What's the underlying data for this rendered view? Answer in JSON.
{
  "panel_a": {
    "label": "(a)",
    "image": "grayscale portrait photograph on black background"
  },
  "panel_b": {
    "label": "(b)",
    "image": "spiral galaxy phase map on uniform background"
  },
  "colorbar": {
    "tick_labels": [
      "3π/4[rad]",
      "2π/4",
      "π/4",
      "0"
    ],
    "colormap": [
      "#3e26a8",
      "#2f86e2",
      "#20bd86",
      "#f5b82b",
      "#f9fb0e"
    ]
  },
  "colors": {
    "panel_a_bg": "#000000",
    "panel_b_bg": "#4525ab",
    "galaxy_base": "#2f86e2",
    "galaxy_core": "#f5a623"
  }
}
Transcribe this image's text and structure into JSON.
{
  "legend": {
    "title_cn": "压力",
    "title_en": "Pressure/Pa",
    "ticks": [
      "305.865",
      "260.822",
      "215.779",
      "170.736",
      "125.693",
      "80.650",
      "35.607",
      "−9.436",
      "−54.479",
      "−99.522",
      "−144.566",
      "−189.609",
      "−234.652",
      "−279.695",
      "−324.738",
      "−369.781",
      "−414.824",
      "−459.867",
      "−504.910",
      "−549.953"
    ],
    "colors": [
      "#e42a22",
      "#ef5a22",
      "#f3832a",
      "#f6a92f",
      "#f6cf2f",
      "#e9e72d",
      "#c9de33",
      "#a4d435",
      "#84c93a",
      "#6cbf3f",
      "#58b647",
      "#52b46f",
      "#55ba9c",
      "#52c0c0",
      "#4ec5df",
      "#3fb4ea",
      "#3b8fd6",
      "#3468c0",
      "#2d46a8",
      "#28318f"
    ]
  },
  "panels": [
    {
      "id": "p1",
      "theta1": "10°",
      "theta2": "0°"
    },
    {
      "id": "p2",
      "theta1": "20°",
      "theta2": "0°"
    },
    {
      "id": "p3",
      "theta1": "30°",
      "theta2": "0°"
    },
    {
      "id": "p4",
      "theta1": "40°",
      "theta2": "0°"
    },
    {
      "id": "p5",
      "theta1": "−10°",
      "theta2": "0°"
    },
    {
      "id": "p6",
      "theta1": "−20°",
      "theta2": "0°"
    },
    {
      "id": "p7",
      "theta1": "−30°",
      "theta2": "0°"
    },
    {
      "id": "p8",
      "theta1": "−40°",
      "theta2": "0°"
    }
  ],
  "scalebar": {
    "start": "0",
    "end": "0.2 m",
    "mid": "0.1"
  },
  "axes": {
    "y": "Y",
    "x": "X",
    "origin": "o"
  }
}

Set exercise
Give the number of lines in the material above that have the word "background" in them, and nothing more.

Exercise result
2